*Exercises to complete:*
- A) In the article about Gerri Williams's art classes, translate this sentence into Spanish: "Artist Gerri Bauhaus Williams is seen with two of her works inside the North River Civic Center, where she teaches."
- B) Resume the article about Gerri Williams's art classes, starting right after its last sentence.

*Reading text:*
Gerri Williams brings life experience to her art classes

Artist Gerri Bauhaus Williams is seen with two of her works inside the North River Civic Center, where she teaches. Her works include "Tennessee Cowhand," which she's holding, and "Valleybrook Golf Course Pond," hanging top right. Both works are traditional watercolor.
Artist Gerri Bauhaus Williams is seen with two of her works inside the North River Civic Center, where she teaches. Her works include "Tennessee Cowhand," which she's holding, and "Valleybrook Golf Course Pond," hanging top right. Both works are traditional watercolor.
photo Artist Gerri Bauhaus Williams is seen with two of her works inside the North River Civic Center, where she teaches. Her works include "Tennessee Cowhand," which she's holding, and "Valleybrook Golf Course Pond," hanging top right. Both works are traditional watercolor.

It's not every day that someone as qualified as Gerri Williams walks into the North River Civic Center and offers to teach art classes, so when it happened, Executive Director Linda Rugina didn't hesitate to act.

*Material provided:*
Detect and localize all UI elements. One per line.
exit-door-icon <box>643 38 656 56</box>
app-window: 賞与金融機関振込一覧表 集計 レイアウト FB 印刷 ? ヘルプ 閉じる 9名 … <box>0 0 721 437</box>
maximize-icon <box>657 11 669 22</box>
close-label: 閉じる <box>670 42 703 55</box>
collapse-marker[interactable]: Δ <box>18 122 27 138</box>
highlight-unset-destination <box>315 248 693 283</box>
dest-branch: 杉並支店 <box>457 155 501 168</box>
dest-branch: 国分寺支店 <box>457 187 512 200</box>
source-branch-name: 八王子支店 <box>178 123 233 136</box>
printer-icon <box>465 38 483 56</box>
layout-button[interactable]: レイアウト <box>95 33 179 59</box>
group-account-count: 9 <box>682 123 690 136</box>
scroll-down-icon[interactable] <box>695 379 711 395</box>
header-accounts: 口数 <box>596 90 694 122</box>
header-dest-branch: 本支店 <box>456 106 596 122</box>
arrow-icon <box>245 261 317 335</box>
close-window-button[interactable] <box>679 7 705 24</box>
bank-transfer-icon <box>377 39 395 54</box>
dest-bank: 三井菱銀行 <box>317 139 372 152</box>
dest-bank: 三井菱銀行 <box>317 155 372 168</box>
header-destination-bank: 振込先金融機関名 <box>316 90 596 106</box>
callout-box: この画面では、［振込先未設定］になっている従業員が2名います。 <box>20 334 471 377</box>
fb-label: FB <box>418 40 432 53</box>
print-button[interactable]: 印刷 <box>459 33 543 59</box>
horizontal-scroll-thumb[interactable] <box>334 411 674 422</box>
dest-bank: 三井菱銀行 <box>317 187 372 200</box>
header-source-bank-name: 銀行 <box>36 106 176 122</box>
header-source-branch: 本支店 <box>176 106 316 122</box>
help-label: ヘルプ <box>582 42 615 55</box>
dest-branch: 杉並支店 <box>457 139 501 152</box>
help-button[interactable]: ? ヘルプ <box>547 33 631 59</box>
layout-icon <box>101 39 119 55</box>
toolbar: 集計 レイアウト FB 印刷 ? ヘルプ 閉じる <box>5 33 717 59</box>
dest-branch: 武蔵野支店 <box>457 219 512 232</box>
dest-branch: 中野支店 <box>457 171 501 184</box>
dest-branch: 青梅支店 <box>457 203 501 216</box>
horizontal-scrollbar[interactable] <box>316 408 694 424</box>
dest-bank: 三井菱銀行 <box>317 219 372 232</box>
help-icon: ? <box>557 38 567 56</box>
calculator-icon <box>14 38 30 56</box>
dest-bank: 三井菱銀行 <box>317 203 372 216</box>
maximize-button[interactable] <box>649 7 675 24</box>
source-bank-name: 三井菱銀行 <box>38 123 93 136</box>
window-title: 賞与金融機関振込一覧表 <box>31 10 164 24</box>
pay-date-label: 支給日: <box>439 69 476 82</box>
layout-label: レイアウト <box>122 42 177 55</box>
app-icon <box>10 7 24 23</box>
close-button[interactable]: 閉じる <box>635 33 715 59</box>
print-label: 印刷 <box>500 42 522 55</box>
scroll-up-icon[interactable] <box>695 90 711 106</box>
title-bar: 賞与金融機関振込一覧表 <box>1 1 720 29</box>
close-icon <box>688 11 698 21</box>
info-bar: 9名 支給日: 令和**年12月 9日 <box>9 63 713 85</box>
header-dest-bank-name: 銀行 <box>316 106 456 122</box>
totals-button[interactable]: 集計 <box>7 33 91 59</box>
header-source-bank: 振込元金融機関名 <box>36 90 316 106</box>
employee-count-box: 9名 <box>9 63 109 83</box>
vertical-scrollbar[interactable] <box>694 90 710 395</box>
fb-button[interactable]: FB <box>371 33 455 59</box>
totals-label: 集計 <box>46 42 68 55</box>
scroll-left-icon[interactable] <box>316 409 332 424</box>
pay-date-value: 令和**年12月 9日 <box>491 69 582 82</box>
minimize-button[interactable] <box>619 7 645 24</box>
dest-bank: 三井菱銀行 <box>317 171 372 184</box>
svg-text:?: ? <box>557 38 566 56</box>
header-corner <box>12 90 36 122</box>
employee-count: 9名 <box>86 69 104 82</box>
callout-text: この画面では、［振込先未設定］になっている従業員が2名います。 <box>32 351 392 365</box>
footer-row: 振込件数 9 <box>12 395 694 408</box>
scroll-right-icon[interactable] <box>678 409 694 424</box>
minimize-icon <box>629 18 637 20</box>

*Results of the tasks:*
- A) La artista Gerri Bauhaus Williams aparece con dos de sus obras en el interior del North River Civic Center, donde da clases.

- B)
"She came by one day and asked me if she could help," Rugina says with a bemused laugh.

"Of course I said yes.

"And she offers the classes at no charge."

Williams offers the classes at no charge more to avoid having to fill out a bunch of paperwork and deal with insurance, she says, "but I enjoy teaching. It is a very satisfying thing for me."

Williams is a world traveler, teacher and artist who spent years serving as a photographer for her journalist husband, Nick Williams Jr. He was a reporter and editor for the Los Angeles Times, among other newspapers, covering Asia and the Middle East at various times. He also was the Times deputy foreign-desk editor for several years.

Shortly after he died in Texas from complications from Alzheimer's disease in 2012, Williams moved to Chattanooga to be with her daughter, Nan. Offering to help at North River was hardly out of character for her, nor was it the act of someone who suddenly had time on her hands. It's what she'd done at every turn.

"Everywhere I've lived, I've usually had students, both groups and privately," she says.

She taught at the Torrance Adult School in Torrance, California, for more than 10 years, teaching both watercolor and oil, and sometimes even a design or printmaking class.

Her degree from Scripps College in Claremont, California, was in art, and she went back to school a decade later to get her teaching credentials. She has also headed various art groups at different stops along the way during the couple's travels.

She was president of Pacific Arts in Palos Verdes, California, president of the Gainesville Area Visual Arts in Gainesville, Texas, for several years as well, and while in Bangkok, she initiated a painting group called BAG (Bangkok Arts Group).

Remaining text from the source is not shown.